Collected data:
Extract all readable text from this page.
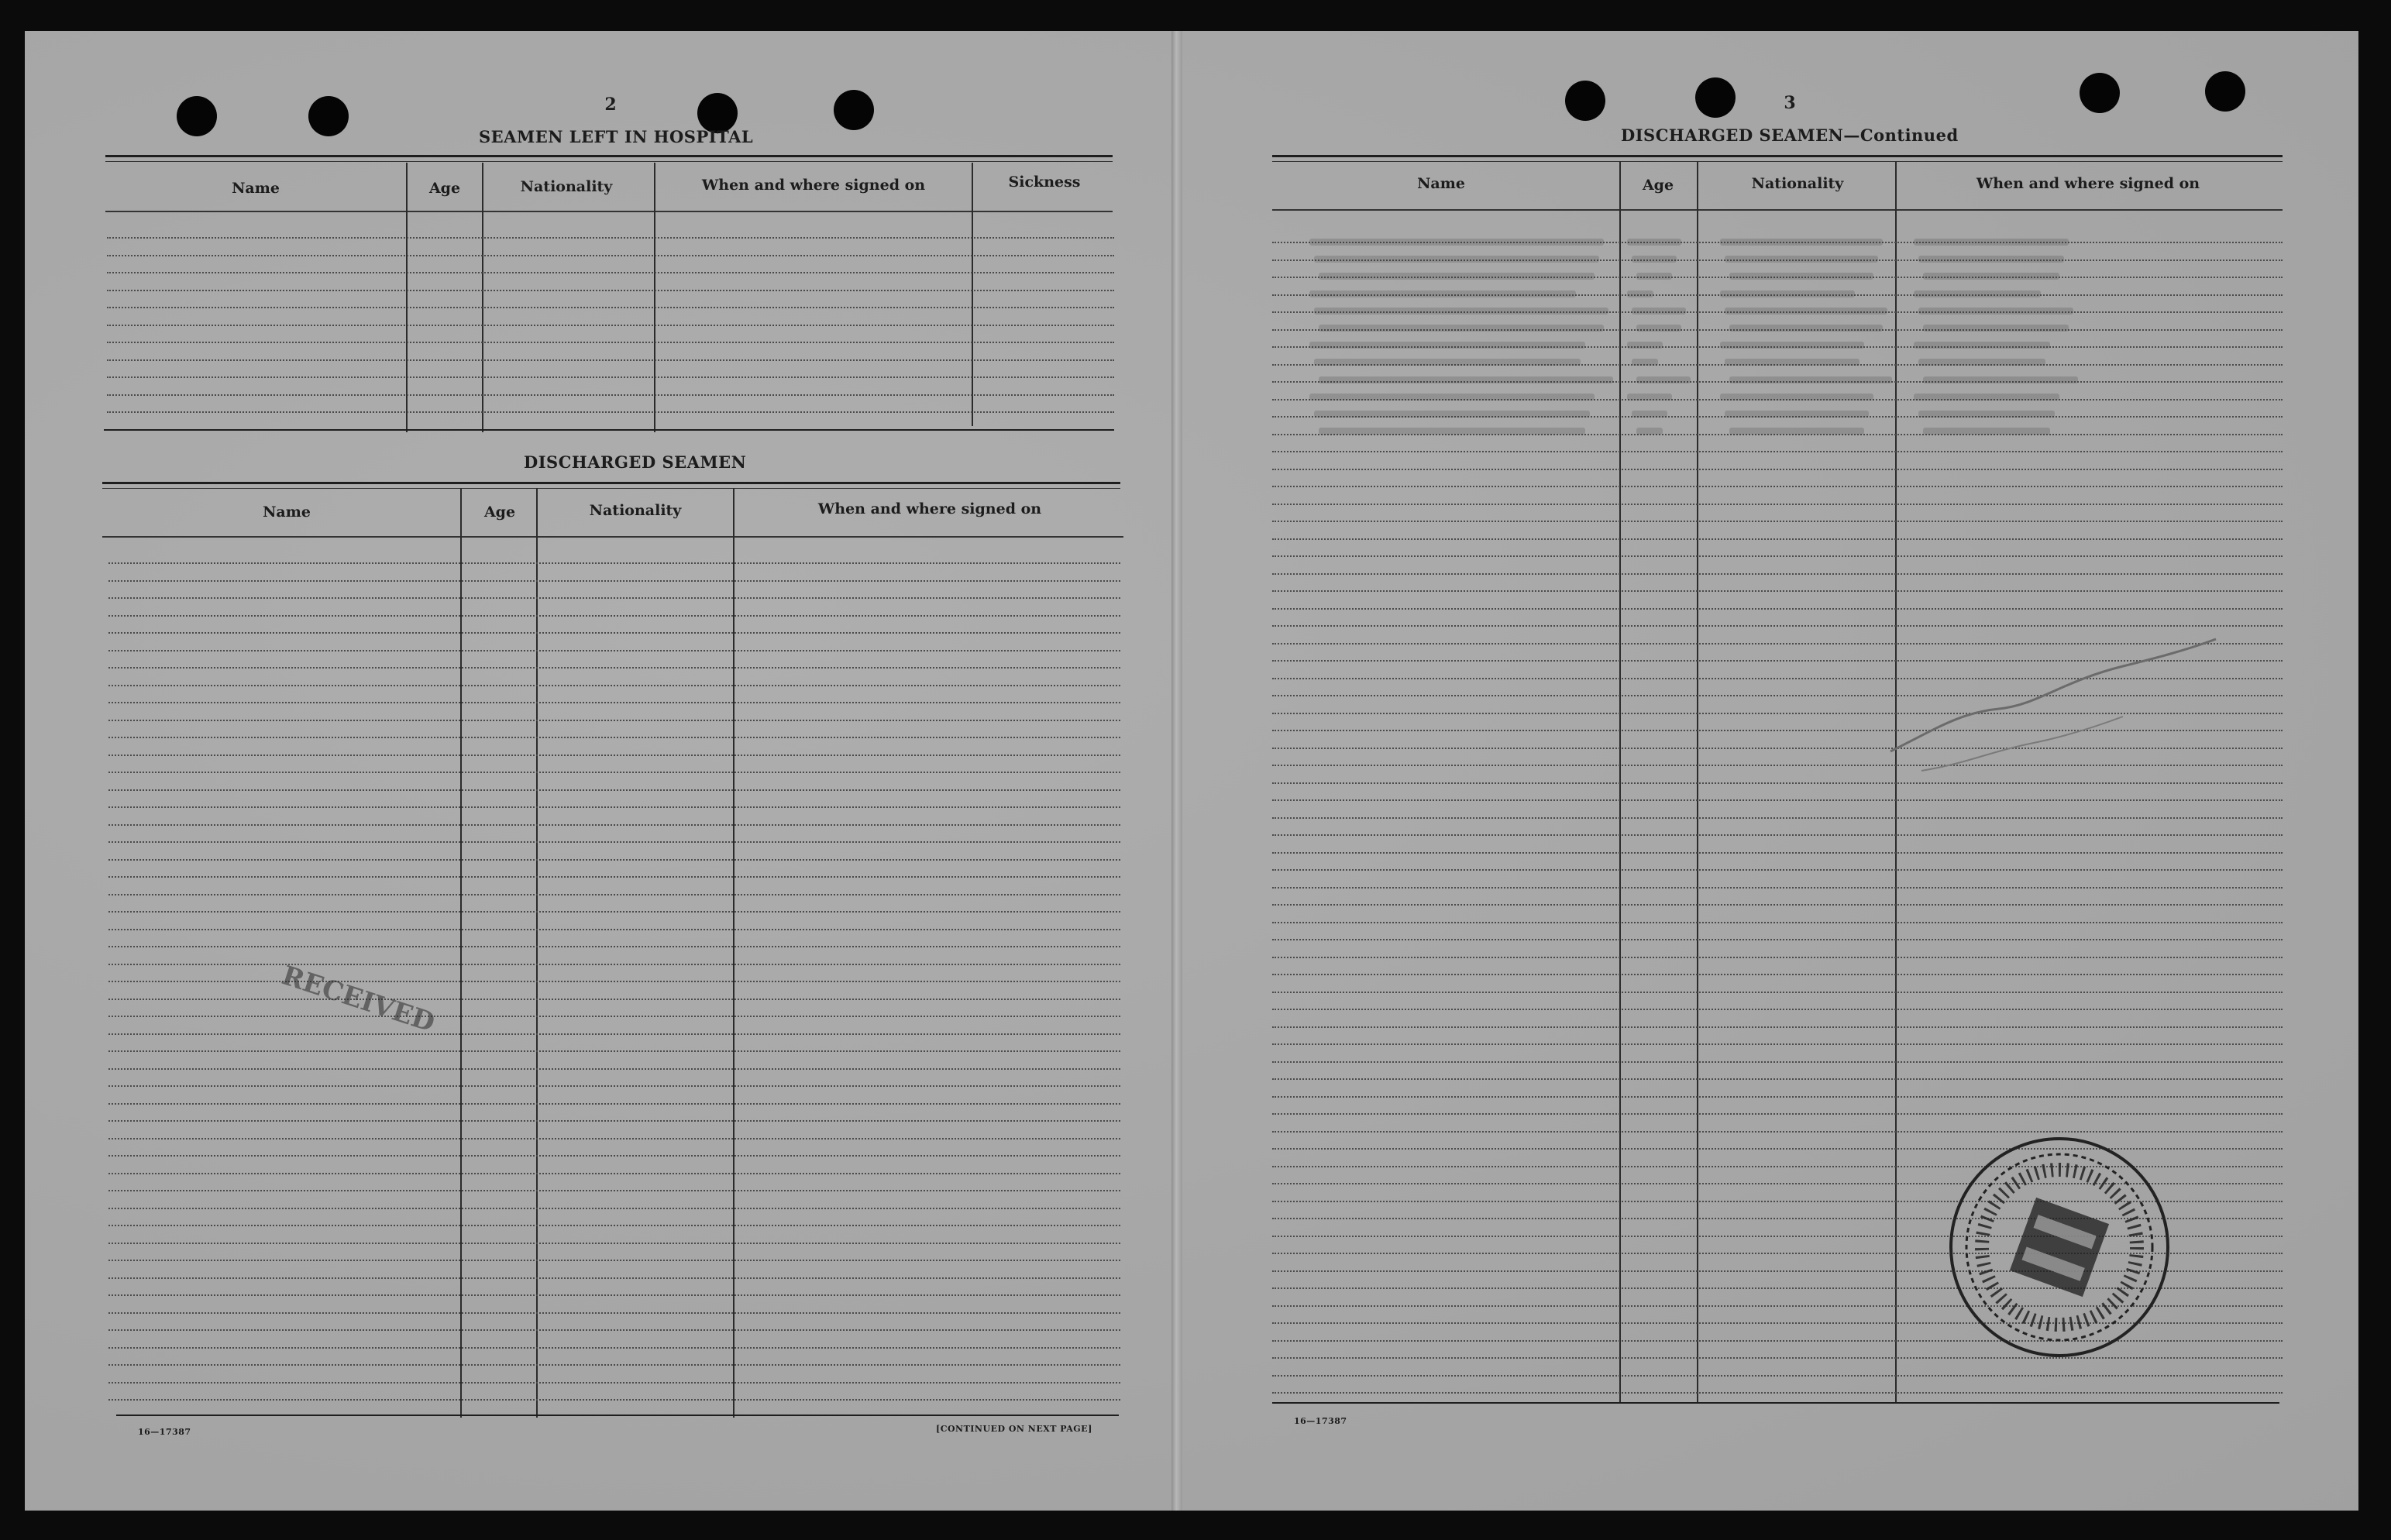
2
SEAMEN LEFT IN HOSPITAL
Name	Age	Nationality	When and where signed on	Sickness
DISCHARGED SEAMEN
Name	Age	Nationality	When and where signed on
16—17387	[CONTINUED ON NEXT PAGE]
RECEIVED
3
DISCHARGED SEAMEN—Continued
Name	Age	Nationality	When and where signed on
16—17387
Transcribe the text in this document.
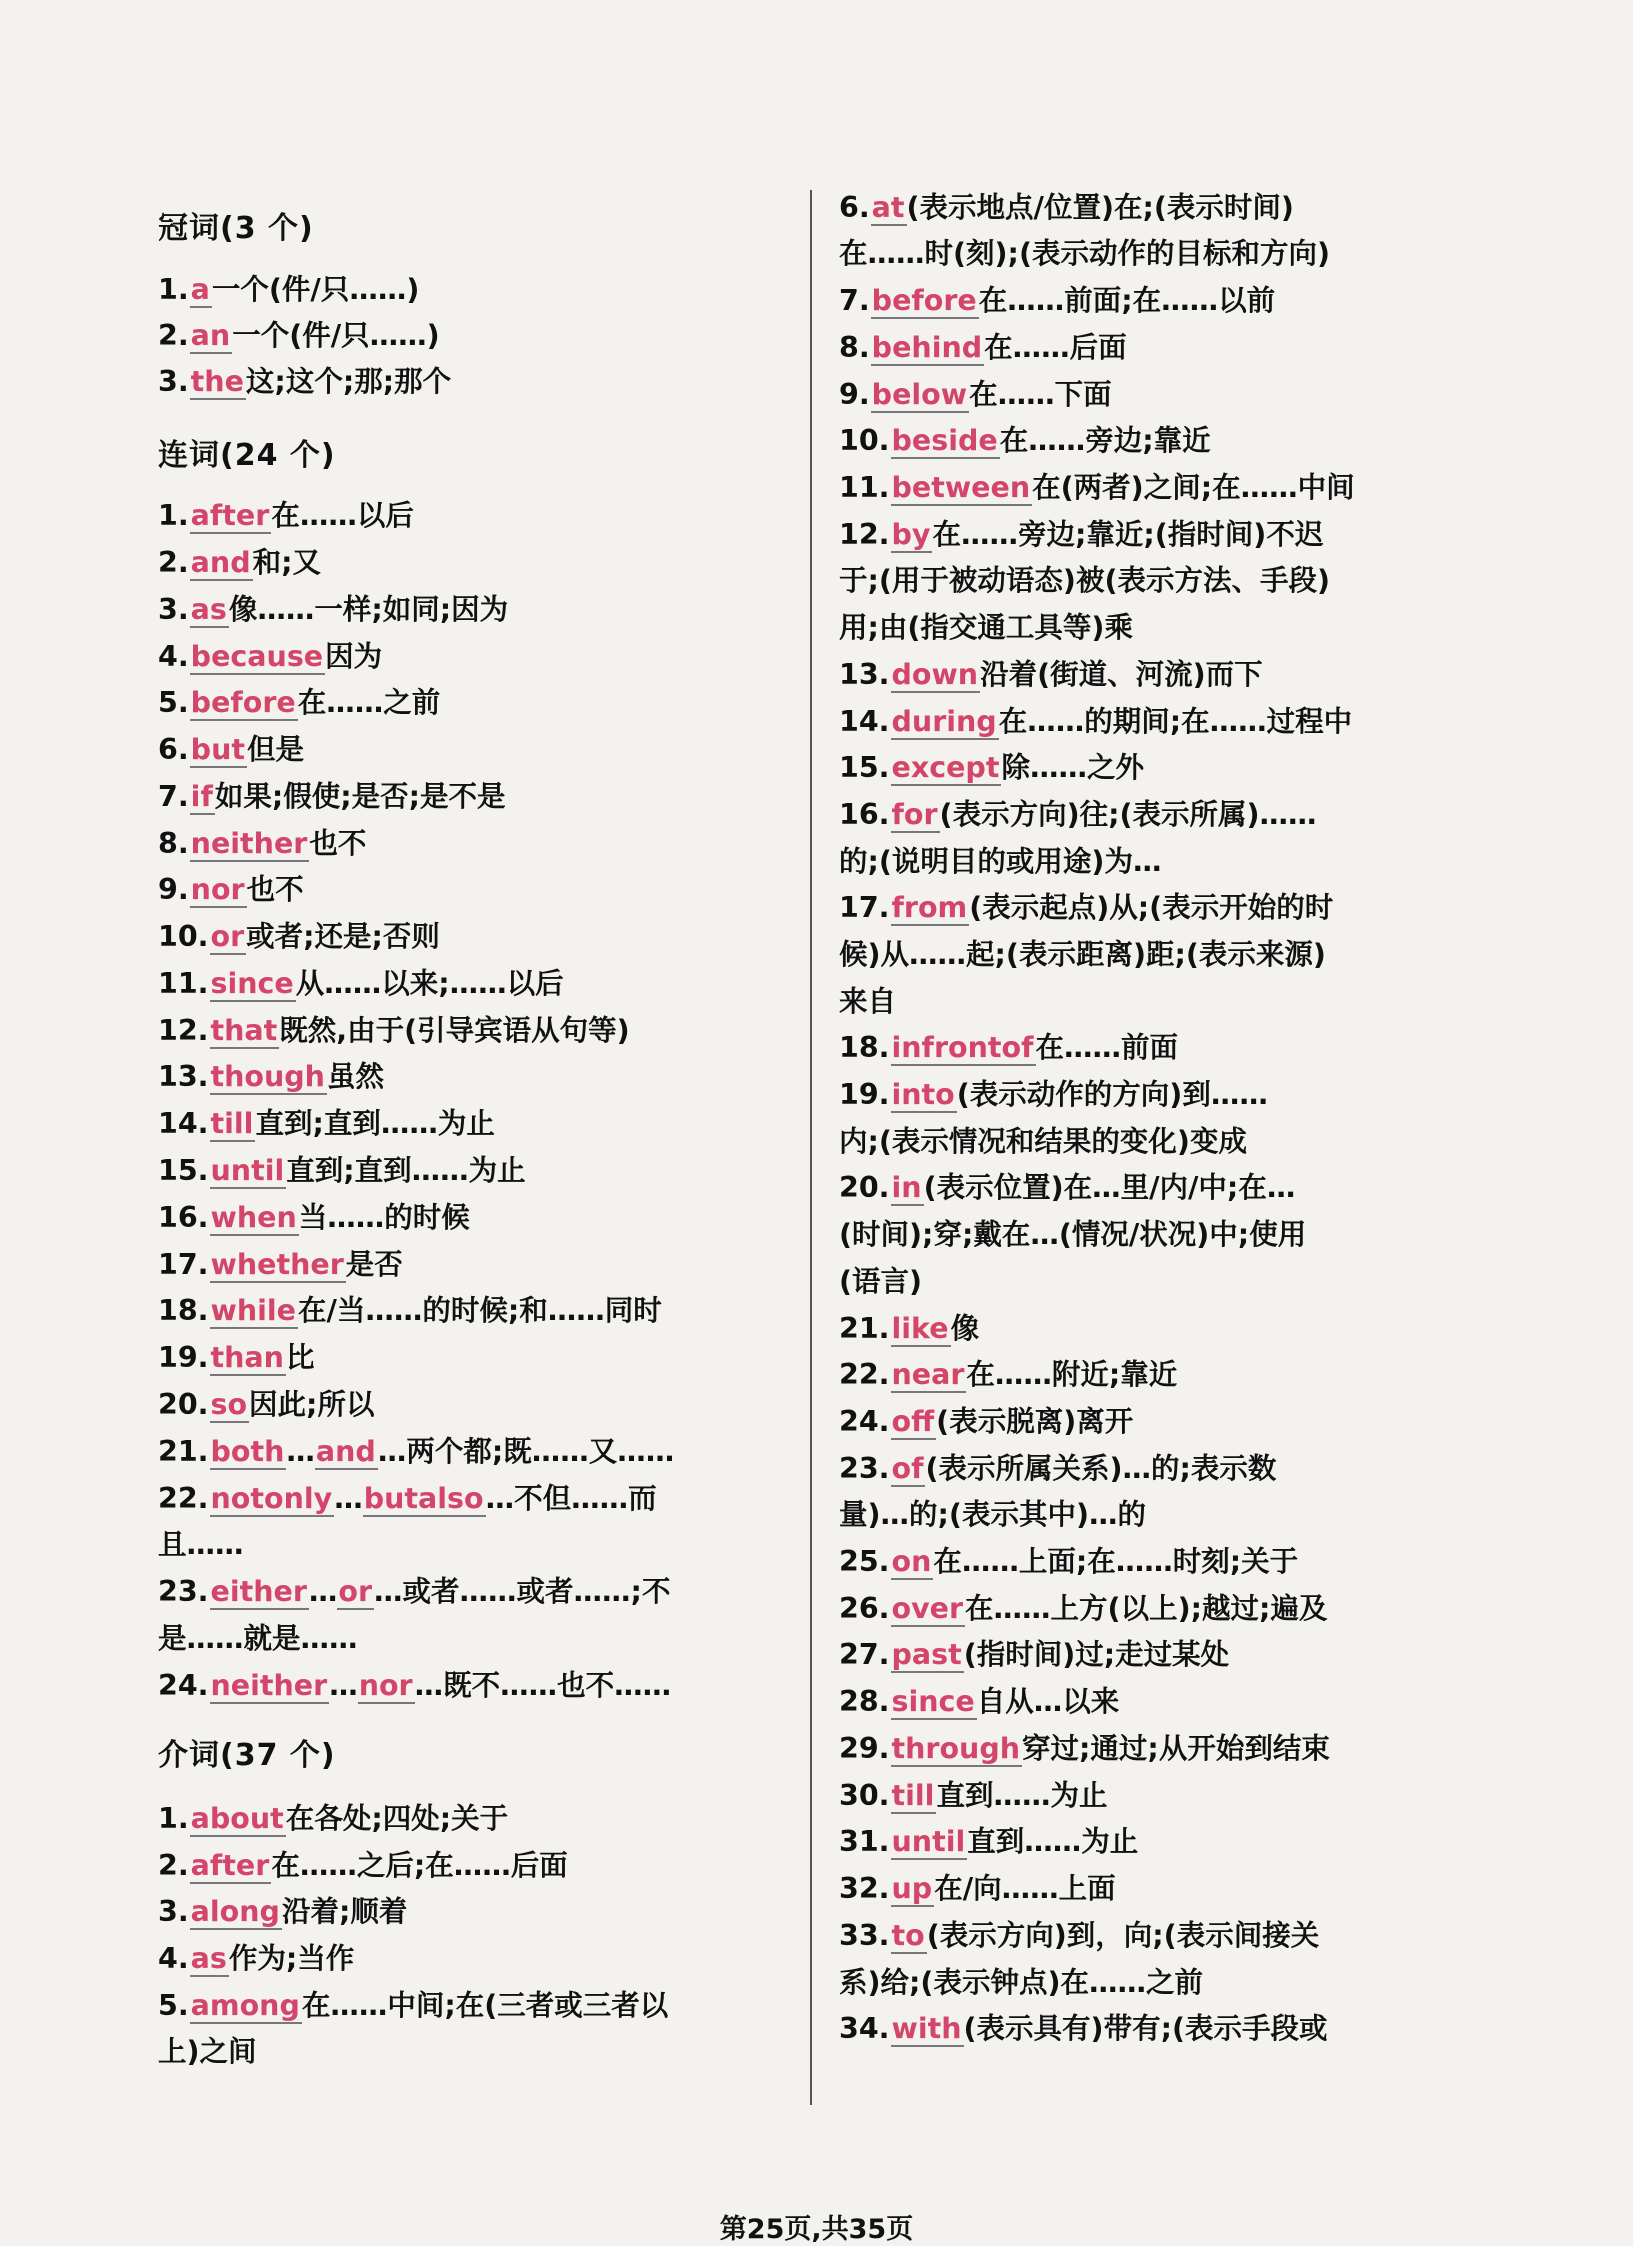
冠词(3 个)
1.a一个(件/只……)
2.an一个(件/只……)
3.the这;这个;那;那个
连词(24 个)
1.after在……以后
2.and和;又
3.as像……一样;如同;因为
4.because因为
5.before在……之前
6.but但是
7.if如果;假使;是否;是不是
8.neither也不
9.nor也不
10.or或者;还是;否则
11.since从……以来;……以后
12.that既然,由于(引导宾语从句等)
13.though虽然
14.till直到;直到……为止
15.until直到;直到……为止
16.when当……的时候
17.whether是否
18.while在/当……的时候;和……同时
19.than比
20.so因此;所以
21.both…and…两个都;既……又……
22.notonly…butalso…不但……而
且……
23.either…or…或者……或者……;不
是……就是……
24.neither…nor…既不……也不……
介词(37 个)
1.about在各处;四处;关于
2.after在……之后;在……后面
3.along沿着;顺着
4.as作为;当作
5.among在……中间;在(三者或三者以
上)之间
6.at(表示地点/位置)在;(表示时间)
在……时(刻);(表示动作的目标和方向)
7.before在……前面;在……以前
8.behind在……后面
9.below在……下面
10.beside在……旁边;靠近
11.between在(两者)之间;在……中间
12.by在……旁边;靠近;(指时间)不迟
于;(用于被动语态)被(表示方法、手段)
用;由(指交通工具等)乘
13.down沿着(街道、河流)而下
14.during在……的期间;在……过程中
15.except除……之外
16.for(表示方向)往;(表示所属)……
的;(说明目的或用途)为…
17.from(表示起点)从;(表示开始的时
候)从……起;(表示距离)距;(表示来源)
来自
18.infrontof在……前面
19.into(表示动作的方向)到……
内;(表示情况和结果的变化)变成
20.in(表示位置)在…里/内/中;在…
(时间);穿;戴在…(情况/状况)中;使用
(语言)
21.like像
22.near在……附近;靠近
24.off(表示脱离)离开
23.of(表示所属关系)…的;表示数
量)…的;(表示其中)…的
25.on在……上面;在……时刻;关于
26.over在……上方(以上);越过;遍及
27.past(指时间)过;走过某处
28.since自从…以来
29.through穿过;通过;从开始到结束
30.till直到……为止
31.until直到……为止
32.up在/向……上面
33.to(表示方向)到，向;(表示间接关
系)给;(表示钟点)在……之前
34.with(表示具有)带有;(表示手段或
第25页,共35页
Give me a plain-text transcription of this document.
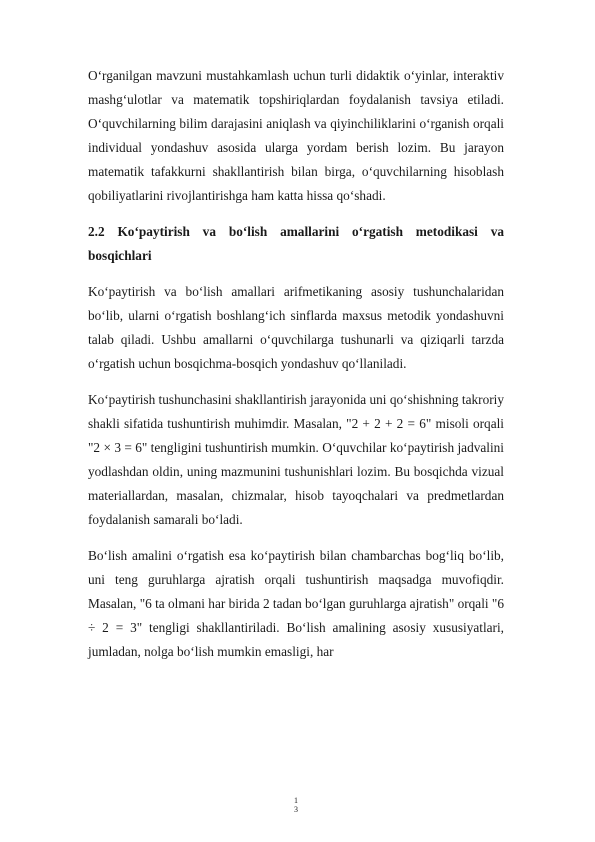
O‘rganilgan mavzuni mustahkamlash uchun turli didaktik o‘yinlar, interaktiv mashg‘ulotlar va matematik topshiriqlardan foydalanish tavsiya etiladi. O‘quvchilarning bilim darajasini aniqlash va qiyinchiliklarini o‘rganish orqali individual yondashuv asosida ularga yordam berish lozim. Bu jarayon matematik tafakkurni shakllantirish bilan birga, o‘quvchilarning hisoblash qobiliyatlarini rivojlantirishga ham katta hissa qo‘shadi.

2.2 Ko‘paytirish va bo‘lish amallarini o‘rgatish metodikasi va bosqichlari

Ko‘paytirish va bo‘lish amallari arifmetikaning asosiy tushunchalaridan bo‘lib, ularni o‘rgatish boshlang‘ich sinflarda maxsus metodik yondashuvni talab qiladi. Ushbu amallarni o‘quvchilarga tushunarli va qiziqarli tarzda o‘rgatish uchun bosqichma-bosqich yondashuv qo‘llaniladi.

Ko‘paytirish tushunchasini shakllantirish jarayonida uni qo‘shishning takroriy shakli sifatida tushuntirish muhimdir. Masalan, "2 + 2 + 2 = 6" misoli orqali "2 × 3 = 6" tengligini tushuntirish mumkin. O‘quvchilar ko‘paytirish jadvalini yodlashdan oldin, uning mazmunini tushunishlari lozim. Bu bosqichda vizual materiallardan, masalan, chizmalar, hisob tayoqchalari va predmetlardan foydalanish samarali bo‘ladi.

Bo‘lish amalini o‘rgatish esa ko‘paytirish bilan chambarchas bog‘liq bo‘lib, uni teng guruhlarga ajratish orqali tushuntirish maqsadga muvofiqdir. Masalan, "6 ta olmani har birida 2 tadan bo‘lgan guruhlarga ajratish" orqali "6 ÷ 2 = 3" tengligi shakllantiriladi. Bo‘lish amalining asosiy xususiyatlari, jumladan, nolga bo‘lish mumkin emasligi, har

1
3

What this task involves: Isolate the lines that hold the word "from" and copy all of them.

Result:
Extract all readable text from this page.
17.from(表示起点)从;(表示开始的时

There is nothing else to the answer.